> _Task statement_:
Restate every line of the material, word for word.

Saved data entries
◇ ◇ ◇ ◇ ◇

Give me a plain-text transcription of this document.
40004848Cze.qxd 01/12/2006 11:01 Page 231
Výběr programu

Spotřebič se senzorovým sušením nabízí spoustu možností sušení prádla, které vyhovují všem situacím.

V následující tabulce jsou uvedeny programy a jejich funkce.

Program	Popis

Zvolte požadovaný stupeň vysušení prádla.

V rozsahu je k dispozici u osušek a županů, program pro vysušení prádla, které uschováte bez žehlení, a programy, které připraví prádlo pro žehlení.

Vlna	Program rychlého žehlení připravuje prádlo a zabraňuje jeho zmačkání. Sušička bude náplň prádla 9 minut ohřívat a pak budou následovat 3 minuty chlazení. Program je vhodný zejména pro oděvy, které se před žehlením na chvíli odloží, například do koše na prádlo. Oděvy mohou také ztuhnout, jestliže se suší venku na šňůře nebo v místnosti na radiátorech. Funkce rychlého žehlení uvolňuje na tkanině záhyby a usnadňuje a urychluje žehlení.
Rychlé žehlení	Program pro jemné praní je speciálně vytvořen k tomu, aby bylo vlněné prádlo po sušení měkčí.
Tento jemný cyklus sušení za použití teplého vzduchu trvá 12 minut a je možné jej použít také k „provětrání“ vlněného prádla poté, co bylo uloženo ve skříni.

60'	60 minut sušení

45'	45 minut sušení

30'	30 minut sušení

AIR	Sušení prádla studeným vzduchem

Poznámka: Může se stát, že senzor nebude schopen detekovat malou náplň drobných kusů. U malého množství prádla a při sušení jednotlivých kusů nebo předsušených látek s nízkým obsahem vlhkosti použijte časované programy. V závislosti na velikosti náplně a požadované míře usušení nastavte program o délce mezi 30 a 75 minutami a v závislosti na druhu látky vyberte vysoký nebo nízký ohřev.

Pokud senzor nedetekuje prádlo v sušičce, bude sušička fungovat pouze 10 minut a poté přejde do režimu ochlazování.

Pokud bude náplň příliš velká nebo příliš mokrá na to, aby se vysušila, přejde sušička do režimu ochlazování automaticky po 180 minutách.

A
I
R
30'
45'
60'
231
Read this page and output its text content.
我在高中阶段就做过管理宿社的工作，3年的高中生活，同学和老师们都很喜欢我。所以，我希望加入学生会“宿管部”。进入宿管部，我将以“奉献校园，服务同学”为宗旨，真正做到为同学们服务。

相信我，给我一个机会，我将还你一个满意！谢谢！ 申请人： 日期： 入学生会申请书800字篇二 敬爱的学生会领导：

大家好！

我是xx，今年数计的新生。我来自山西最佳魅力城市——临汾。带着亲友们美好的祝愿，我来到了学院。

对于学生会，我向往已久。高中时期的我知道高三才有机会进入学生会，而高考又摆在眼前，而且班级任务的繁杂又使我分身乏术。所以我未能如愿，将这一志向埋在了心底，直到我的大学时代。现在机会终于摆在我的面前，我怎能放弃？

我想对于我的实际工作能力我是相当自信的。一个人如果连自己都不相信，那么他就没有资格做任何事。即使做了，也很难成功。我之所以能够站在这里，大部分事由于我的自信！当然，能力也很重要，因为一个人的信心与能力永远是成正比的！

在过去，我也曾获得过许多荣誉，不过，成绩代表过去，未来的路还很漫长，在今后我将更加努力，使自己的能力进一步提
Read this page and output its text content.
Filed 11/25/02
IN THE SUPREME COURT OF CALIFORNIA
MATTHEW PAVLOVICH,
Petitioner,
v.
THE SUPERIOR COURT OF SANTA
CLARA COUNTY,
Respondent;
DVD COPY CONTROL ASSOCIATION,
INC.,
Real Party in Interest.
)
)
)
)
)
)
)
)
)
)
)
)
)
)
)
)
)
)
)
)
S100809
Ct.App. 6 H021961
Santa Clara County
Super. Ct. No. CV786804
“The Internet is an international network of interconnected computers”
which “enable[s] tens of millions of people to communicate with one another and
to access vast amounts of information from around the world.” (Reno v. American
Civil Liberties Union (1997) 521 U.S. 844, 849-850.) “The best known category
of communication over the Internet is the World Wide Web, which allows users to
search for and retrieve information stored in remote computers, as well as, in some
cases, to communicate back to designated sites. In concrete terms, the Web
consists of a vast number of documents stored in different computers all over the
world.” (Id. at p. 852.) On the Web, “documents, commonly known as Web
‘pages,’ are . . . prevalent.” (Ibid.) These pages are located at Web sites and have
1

◇ ◇ ◇ ◇ ◇

> _Solved problem_:
Give me a plain-text transcription of this document.
40004848Cze.qxd 01/12/2006 11:01 Page 231
Výběr programu

Spotřebič se senzorovým sušením nabízí spoustu možností sušení prádla, které vyhovují všem situacím.

V následující tabulce jsou uvedeny programy a jejich funkce.

Program	Popis

Zvolte požadovaný stupeň vysušení prádla.

V rozsahu je k dispozici u osušek a županů, program pro vysušení prádla, které uschováte bez žehlení, a programy, které připraví prádlo pro žehlení.

Vlna	Program rychlého žehlení připravuje prádlo a zabraňuje jeho zmačkání. Sušička bude náplň prádla 9 minut ohřívat a pak budou následovat 3 minuty chlazení. Program je vhodný zejména pro oděvy, které se před žehlením na chvíli odloží, například do koše na prádlo. Oděvy mohou také ztuhnout, jestliže se suší venku na šňůře nebo v místnosti na radiátorech. Funkce rychlého žehlení uvolňuje na tkanině záhyby a usnadňuje a urychluje žehlení.
Rychlé žehlení	Program pro jemné praní je speciálně vytvořen k tomu, aby bylo vlněné prádlo po sušení měkčí.
Tento jemný cyklus sušení za použití teplého vzduchu trvá 12 minut a je možné jej použít také k „provětrání“ vlněného prádla poté, co bylo uloženo ve skříni.

60'	60 minut sušení

45'	45 minut sušení

30'	30 minut sušení

AIR	Sušení prádla studeným vzduchem

Poznámka: Může se stát, že senzor nebude schopen detekovat malou náplň drobných kusů. U malého množství prádla a při sušení jednotlivých kusů nebo předsušených látek s nízkým obsahem vlhkosti použijte časované programy. V závislosti na velikosti náplně a požadované míře usušení nastavte program o délce mezi 30 a 75 minutami a v závislosti na druhu látky vyberte vysoký nebo nízký ohřev.

Pokud senzor nedetekuje prádlo v sušičce, bude sušička fungovat pouze 10 minut a poté přejde do režimu ochlazování.

Pokud bude náplň příliš velká nebo příliš mokrá na to, aby se vysušila, přejde sušička do režimu ochlazování automaticky po 180 minutách.

A
I
R
30'
45'
60'
231
Read this page and output its text content.
我在高中阶段就做过管理宿社的工作，3年的高中生活，同学和老师们都很喜欢我。所以，我希望加入学生会“宿管部”。进入宿管部，我将以“奉献校园，服务同学”为宗旨，真正做到为同学们服务。

相信我，给我一个机会，我将还你一个满意！谢谢！ 申请人： 日期： 入学生会申请书800字篇二 敬爱的学生会领导：

大家好！

我是xx，今年数计的新生。我来自山西最佳魅力城市——临汾。带着亲友们美好的祝愿，我来到了学院。

对于学生会，我向往已久。高中时期的我知道高三才有机会进入学生会，而高考又摆在眼前，而且班级任务的繁杂又使我分身乏术。所以我未能如愿，将这一志向埋在了心底，直到我的大学时代。现在机会终于摆在我的面前，我怎能放弃？

我想对于我的实际工作能力我是相当自信的。一个人如果连自己都不相信，那么他就没有资格做任何事。即使做了，也很难成功。我之所以能够站在这里，大部分事由于我的自信！当然，能力也很重要，因为一个人的信心与能力永远是成正比的！

在过去，我也曾获得过许多荣誉，不过，成绩代表过去，未来的路还很漫长，在今后我将更加努力，使自己的能力进一步提
Read this page and output its text content.
Filed 11/25/02
IN THE SUPREME COURT OF CALIFORNIA
MATTHEW PAVLOVICH,
Petitioner,
v.
THE SUPERIOR COURT OF SANTA
CLARA COUNTY,
Respondent;
DVD COPY CONTROL ASSOCIATION,
INC.,
Real Party in Interest.
)
)
)
)
)
)
)
)
)
)
)
)
)
)
)
)
)
)
)
)
S100809
Ct.App. 6 H021961
Santa Clara County
Super. Ct. No. CV786804
“The Internet is an international network of interconnected computers”
which “enable[s] tens of millions of people to communicate with one another and
to access vast amounts of information from around the world.” (Reno v. American
Civil Liberties Union (1997) 521 U.S. 844, 849-850.) “The best known category
of communication over the Internet is the World Wide Web, which allows users to
search for and retrieve information stored in remote computers, as well as, in some
cases, to communicate back to designated sites. In concrete terms, the Web
consists of a vast number of documents stored in different computers all over the
world.” (Id. at p. 852.) On the Web, “documents, commonly known as Web
‘pages,’ are . . . prevalent.” (Ibid.) These pages are located at Web sites and have
1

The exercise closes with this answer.